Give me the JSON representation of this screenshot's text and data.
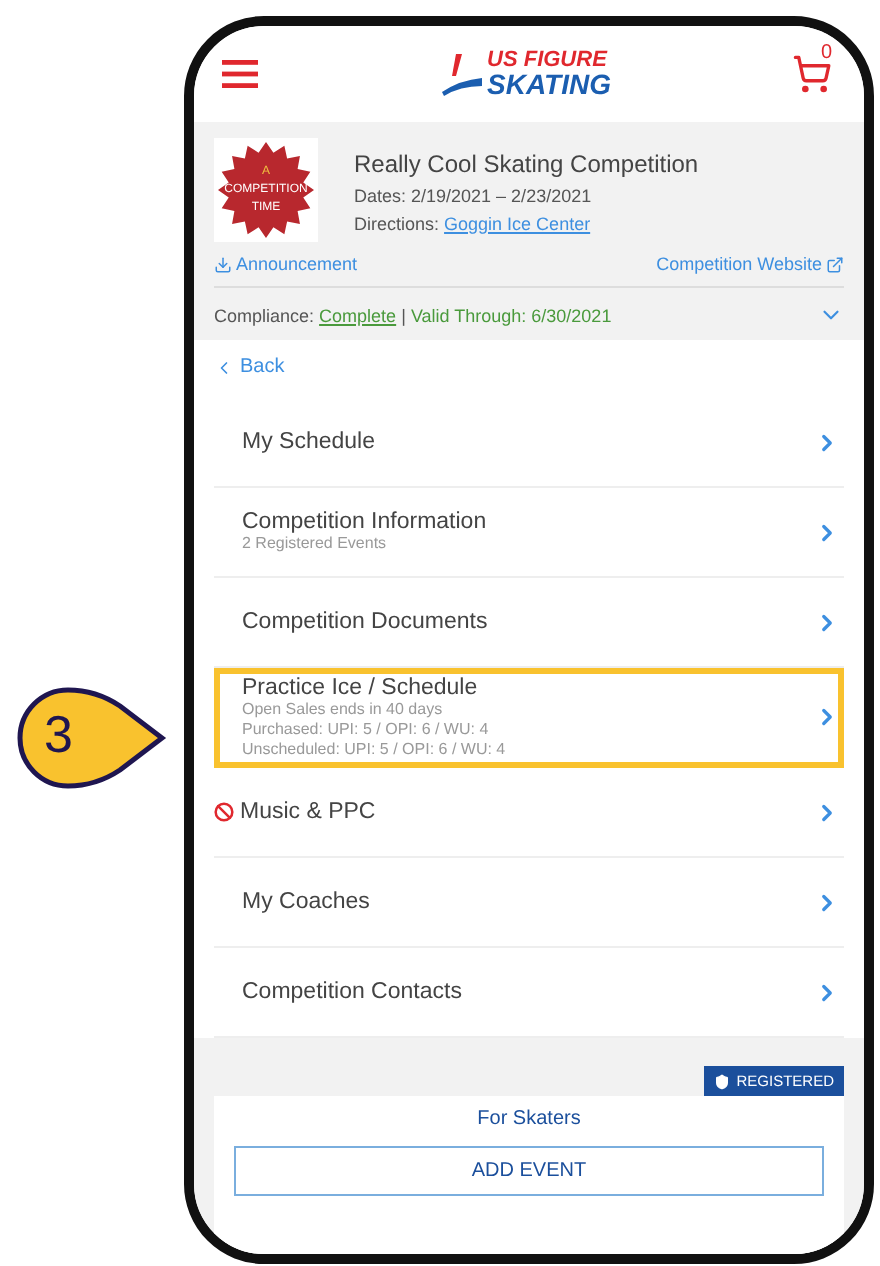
{
  "callout": {
    "number": "3"
  },
  "header": {
    "logo_top": "US FIGURE",
    "logo_bottom": "SKATING",
    "cart_count": "0"
  },
  "competition": {
    "badge_lines": [
      "A",
      "COMPETITION",
      "TIME"
    ],
    "title": "Really Cool Skating Competition",
    "dates": "Dates: 2/19/2021 – 2/23/2021",
    "directions_label": "Directions:",
    "directions_link": "Goggin Ice Center",
    "announcement": "Announcement",
    "website": "Competition Website",
    "compliance_label": "Compliance:",
    "compliance_status": "Complete",
    "separator": "|",
    "valid_through": "Valid Through: 6/30/2021"
  },
  "back": "Back",
  "menu": [
    {
      "title": "My Schedule",
      "highlighted": false,
      "blocked": false
    },
    {
      "title": "Competition Information",
      "lines": [
        "2 Registered Events"
      ],
      "highlighted": false,
      "blocked": false
    },
    {
      "title": "Competition Documents",
      "highlighted": false,
      "blocked": false
    },
    {
      "title": "Practice Ice / Schedule",
      "lines": [
        "Open Sales ends in 40 days",
        "Purchased: UPI: 5 / OPI: 6 / WU: 4",
        "Unscheduled: UPI: 5 / OPI: 6 / WU: 4"
      ],
      "highlighted": true,
      "blocked": false
    },
    {
      "title": "Music & PPC",
      "highlighted": false,
      "blocked": true
    },
    {
      "title": "My Coaches",
      "highlighted": false,
      "blocked": false
    },
    {
      "title": "Competition Contacts",
      "highlighted": false,
      "blocked": false
    }
  ],
  "skaters": {
    "badge": "REGISTERED",
    "title": "For Skaters",
    "button": "ADD EVENT"
  }
}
------------------------
Requirement
Reproduce the material in its entirety and word for word, without the pictures.

Finished task
Give me the JSON representation of this screenshot's text and data.
{
  "callout": {
    "number": "3"
  },
  "header": {
    "logo_top": "US FIGURE",
    "logo_bottom": "SKATING",
    "cart_count": "0"
  },
  "competition": {
    "badge_lines": [
      "A",
      "COMPETITION",
      "TIME"
    ],
    "title": "Really Cool Skating Competition",
    "dates": "Dates: 2/19/2021 – 2/23/2021",
    "directions_label": "Directions:",
    "directions_link": "Goggin Ice Center",
    "announcement": "Announcement",
    "website": "Competition Website",
    "compliance_label": "Compliance:",
    "compliance_status": "Complete",
    "separator": "|",
    "valid_through": "Valid Through: 6/30/2021"
  },
  "back": "Back",
  "menu": [
    {
      "title": "My Schedule",
      "highlighted": false,
      "blocked": false
    },
    {
      "title": "Competition Information",
      "lines": [
        "2 Registered Events"
      ],
      "highlighted": false,
      "blocked": false
    },
    {
      "title": "Competition Documents",
      "highlighted": false,
      "blocked": false
    },
    {
      "title": "Practice Ice / Schedule",
      "lines": [
        "Open Sales ends in 40 days",
        "Purchased: UPI: 5 / OPI: 6 / WU: 4",
        "Unscheduled: UPI: 5 / OPI: 6 / WU: 4"
      ],
      "highlighted": true,
      "blocked": false
    },
    {
      "title": "Music & PPC",
      "highlighted": false,
      "blocked": true
    },
    {
      "title": "My Coaches",
      "highlighted": false,
      "blocked": false
    },
    {
      "title": "Competition Contacts",
      "highlighted": false,
      "blocked": false
    }
  ],
  "skaters": {
    "badge": "REGISTERED",
    "title": "For Skaters",
    "button": "ADD EVENT"
  }
}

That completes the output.